-- start LISTED RECORDS --

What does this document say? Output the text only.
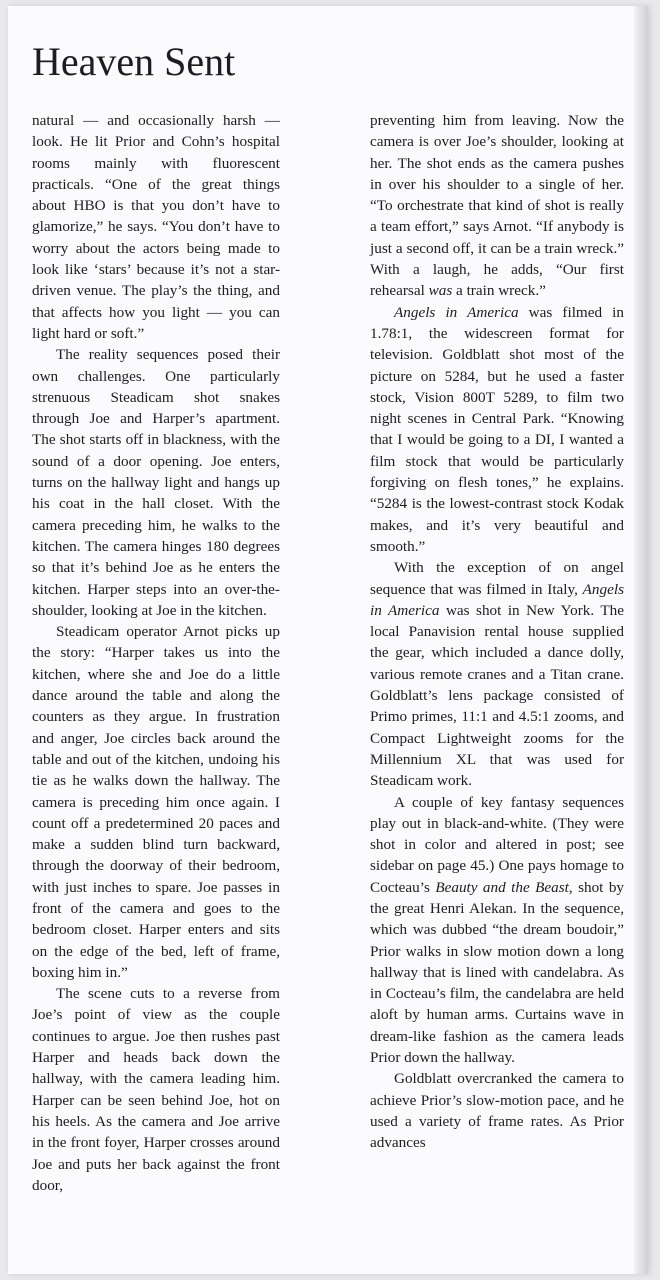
Heaven Sent

natural — and occasionally harsh — look. He lit Prior and Cohn’s hospital rooms mainly with fluorescent practicals. “One of the great things about HBO is that you don’t have to glamorize,” he says. “You don’t have to worry about the actors being made to look like ‘stars’ because it’s not a star-driven venue. The play’s the thing, and that affects how you light — you can light hard or soft.”

The reality sequences posed their own challenges. One particularly strenuous Steadicam shot snakes through Joe and Harper’s apartment. The shot starts off in blackness, with the sound of a door opening. Joe enters, turns on the hallway light and hangs up his coat in the hall closet. With the camera preceding him, he walks to the kitchen. The camera hinges 180 degrees so that it’s behind Joe as he enters the kitchen. Harper steps into an over-the-shoulder, looking at Joe in the kitchen.

Steadicam operator Arnot picks up the story: “Harper takes us into the kitchen, where she and Joe do a little dance around the table and along the counters as they argue. In frustration and anger, Joe circles back around the table and out of the kitchen, undoing his tie as he walks down the hallway. The camera is preceding him once again. I count off a predetermined 20 paces and make a sudden blind turn backward, through the doorway of their bedroom, with just inches to spare. Joe passes in front of the camera and goes to the bedroom closet. Harper enters and sits on the edge of the bed, left of frame, boxing him in.”

The scene cuts to a reverse from Joe’s point of view as the couple continues to argue. Joe then rushes past Harper and heads back down the hallway, with the camera leading him. Harper can be seen behind Joe, hot on his heels. As the camera and Joe arrive in the front foyer, Harper crosses around Joe and puts her back against the front door,

preventing him from leaving. Now the camera is over Joe’s shoulder, looking at her. The shot ends as the camera pushes in over his shoulder to a single of her. “To orchestrate that kind of shot is really a team effort,” says Arnot. “If anybody is just a second off, it can be a train wreck.” With a laugh, he adds, “Our first rehearsal was a train wreck.”

Angels in America was filmed in 1.78:1, the widescreen format for television. Goldblatt shot most of the picture on 5284, but he used a faster stock, Vision 800T 5289, to film two night scenes in Central Park. “Knowing that I would be going to a DI, I wanted a film stock that would be particularly forgiving on flesh tones,” he explains. “5284 is the lowest-contrast stock Kodak makes, and it’s very beautiful and smooth.”

With the exception of on angel sequence that was filmed in Italy, Angels in America was shot in New York. The local Panavision rental house supplied the gear, which included a dance dolly, various remote cranes and a Titan crane. Goldblatt’s lens package consisted of Primo primes, 11:1 and 4.5:1 zooms, and Compact Lightweight zooms for the Millennium XL that was used for Steadicam work.

A couple of key fantasy sequences play out in black-and-white. (They were shot in color and altered in post; see sidebar on page 45.) One pays homage to Cocteau’s Beauty and the Beast, shot by the great Henri Alekan. In the sequence, which was dubbed “the dream boudoir,” Prior walks in slow motion down a long hallway that is lined with candelabra. As in Cocteau’s film, the candelabra are held aloft by human arms. Curtains wave in dream-like fashion as the camera leads Prior down the hallway.

Goldblatt overcranked the camera to achieve Prior’s slow-motion pace, and he used a variety of frame rates. As Prior advances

-- end LISTED RECORDS --

OBJECTIVE →
From the records above, pull out every line containing the word "Angels".

IN RESPONSE →
Angels in America was filmed in 1.78:1, the widescreen format for television. Goldblatt shot most of the picture on 5284, but he used a faster stock, Vision 800T 5289, to film two night scenes in Central Park. “Knowing that I would be going to a DI, I wanted a film stock that would be particularly forgiving on flesh tones,” he explains. “5284 is the lowest-contrast stock Kodak makes, and it’s very beautiful and smooth.”
With the exception of on angel sequence that was filmed in Italy, Angels in America was shot in New York. The local Panavision rental house supplied the gear, which included a dance dolly, various remote cranes and a Titan crane. Goldblatt’s lens package consisted of Primo primes, 11:1 and 4.5:1 zooms, and Compact Lightweight zooms for the Millennium XL that was used for Steadicam work.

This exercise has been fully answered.